# Start of Record extracts
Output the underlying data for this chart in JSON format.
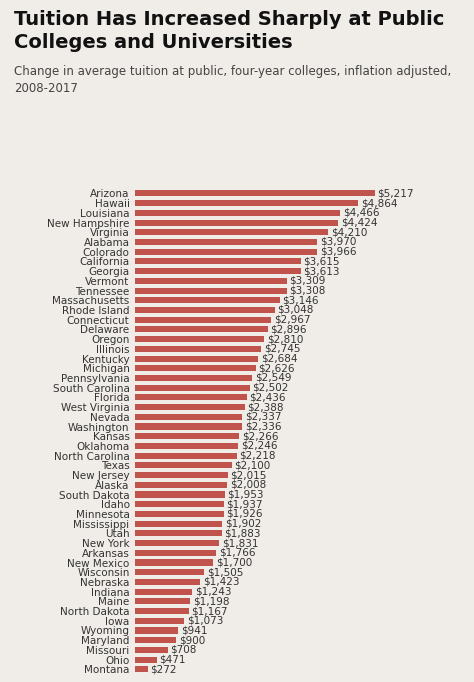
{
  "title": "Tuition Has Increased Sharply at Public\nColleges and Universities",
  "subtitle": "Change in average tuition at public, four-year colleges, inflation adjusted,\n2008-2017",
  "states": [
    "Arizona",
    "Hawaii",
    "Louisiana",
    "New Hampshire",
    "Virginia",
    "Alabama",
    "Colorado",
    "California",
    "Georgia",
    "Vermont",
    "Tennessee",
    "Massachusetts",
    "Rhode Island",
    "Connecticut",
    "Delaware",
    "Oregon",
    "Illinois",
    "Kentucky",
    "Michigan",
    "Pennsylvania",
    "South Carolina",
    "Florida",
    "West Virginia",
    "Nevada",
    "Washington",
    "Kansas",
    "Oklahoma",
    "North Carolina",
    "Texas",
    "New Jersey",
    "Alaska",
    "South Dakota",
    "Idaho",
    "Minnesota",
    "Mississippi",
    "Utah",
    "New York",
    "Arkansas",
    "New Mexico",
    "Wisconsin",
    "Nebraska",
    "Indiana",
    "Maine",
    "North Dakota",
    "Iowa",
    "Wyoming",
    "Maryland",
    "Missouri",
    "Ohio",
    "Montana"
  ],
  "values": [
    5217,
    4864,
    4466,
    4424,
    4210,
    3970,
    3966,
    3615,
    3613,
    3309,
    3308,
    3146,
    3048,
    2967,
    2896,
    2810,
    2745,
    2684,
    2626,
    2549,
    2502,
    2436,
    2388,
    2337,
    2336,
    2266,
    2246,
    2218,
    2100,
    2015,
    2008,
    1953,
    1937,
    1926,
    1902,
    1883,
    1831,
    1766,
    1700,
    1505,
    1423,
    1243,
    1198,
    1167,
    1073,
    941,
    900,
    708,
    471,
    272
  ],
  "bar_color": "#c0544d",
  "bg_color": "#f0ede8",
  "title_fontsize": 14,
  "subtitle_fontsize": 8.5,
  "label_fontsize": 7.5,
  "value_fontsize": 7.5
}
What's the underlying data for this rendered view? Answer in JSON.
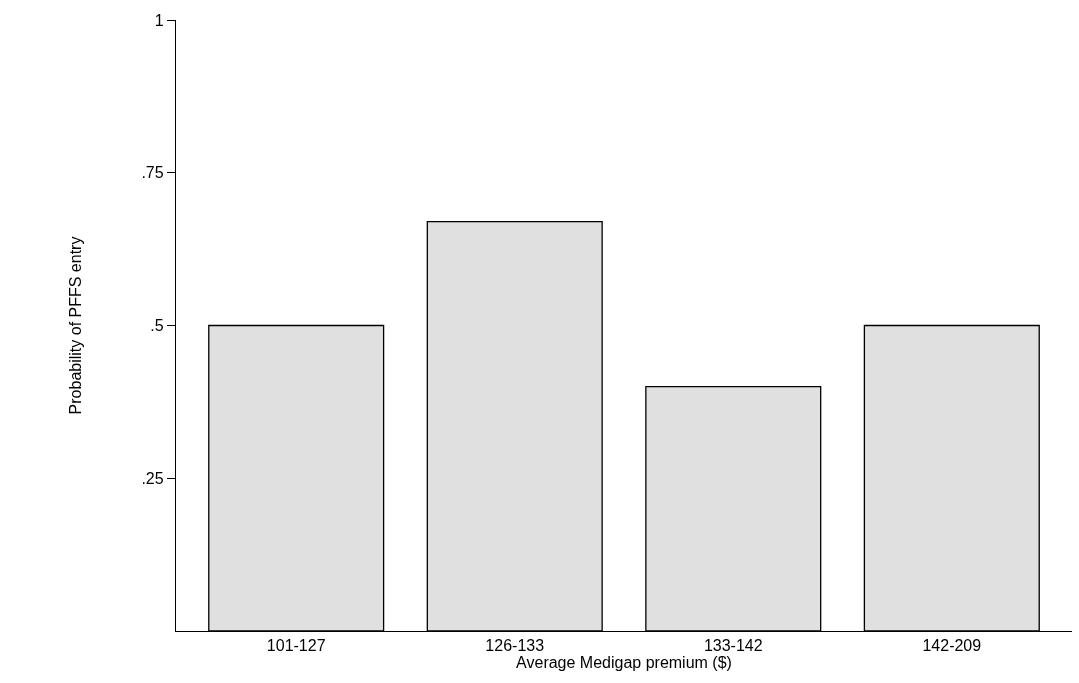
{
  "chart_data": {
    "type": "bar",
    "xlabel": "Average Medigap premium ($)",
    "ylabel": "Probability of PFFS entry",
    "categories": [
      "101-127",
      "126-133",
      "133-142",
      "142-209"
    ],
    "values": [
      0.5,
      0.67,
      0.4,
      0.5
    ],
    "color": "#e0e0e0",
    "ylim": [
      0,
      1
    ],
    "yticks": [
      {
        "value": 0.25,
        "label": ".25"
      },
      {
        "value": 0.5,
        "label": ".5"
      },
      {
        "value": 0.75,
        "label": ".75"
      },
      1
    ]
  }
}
# End of Record extracts
> Objective: Work out the number of lines in this listing that include the word "underlying". Reply with that number only.

> Response to the task: 2